#### [Stated task]
Find the word "Individual" in the listing; pull out each line holding it.

— Begin Input for this task —

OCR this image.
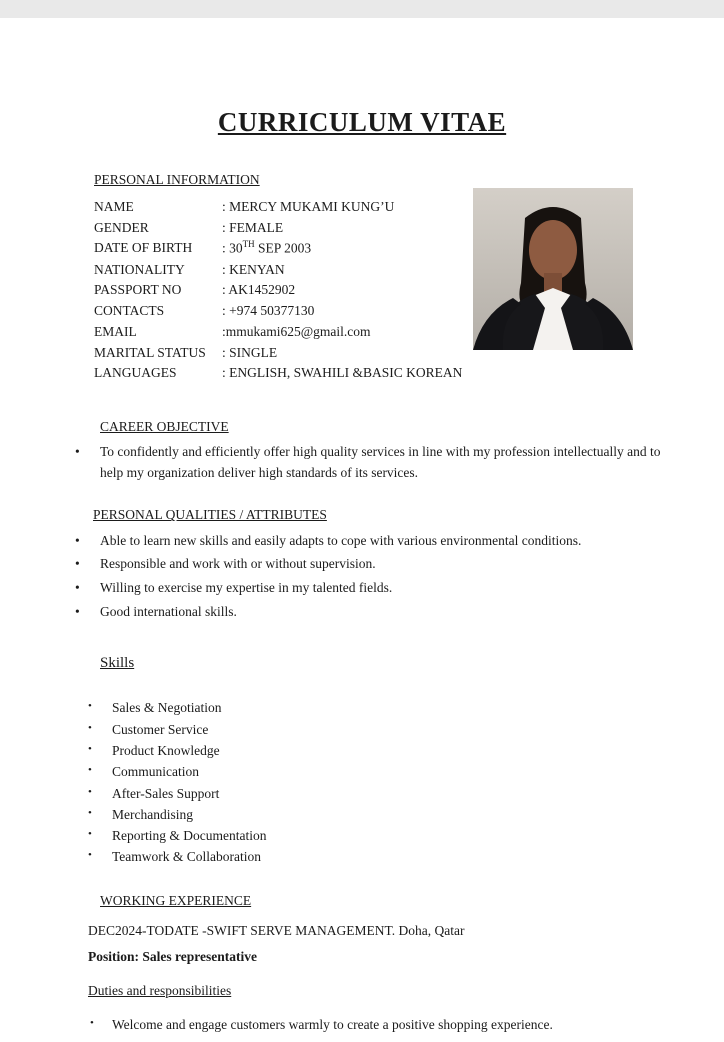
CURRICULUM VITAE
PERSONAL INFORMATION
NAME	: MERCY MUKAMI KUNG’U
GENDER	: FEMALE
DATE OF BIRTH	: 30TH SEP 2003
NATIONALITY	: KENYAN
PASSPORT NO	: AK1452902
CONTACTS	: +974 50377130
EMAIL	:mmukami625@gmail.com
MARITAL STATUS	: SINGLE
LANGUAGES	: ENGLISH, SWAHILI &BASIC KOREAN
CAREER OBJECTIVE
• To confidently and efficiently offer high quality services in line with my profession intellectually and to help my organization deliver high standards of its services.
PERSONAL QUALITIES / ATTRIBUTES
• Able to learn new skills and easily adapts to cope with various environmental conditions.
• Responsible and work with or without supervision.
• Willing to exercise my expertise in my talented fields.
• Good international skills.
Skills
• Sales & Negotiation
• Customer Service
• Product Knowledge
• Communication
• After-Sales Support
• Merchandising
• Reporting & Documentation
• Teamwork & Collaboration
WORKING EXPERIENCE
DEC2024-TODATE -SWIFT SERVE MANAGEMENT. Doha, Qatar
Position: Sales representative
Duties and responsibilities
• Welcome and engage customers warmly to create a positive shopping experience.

— End Input for this task —
— Begin Input for this task —

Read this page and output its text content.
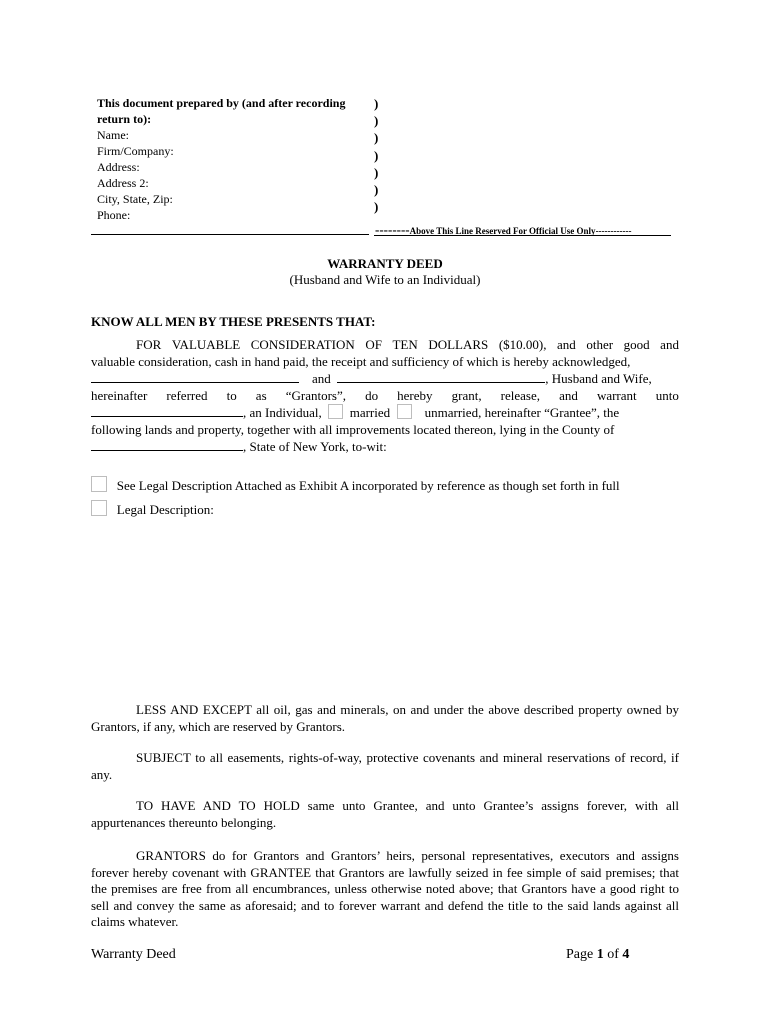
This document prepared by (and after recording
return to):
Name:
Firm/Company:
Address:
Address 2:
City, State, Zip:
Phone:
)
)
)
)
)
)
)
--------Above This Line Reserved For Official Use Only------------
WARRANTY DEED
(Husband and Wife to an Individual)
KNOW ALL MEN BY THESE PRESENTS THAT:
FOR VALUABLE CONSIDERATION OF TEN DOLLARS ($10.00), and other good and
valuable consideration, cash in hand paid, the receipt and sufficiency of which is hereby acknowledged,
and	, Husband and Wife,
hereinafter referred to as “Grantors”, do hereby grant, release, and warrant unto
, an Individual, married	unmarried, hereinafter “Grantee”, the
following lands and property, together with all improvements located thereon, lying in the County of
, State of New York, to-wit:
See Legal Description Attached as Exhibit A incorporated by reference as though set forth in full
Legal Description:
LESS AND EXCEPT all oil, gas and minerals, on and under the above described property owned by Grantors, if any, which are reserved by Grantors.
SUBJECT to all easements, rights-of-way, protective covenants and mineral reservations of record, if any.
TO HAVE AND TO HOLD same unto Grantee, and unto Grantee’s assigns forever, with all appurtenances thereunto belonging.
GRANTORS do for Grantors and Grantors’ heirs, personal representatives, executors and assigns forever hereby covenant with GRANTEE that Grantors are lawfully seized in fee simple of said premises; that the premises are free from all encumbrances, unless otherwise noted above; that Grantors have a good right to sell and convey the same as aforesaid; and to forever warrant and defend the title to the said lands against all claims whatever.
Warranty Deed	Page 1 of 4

— End Input for this task —

#### [Problem solution]
(Husband and Wife to an Individual)
, an Individual, married	unmarried, hereinafter “Grantee”, the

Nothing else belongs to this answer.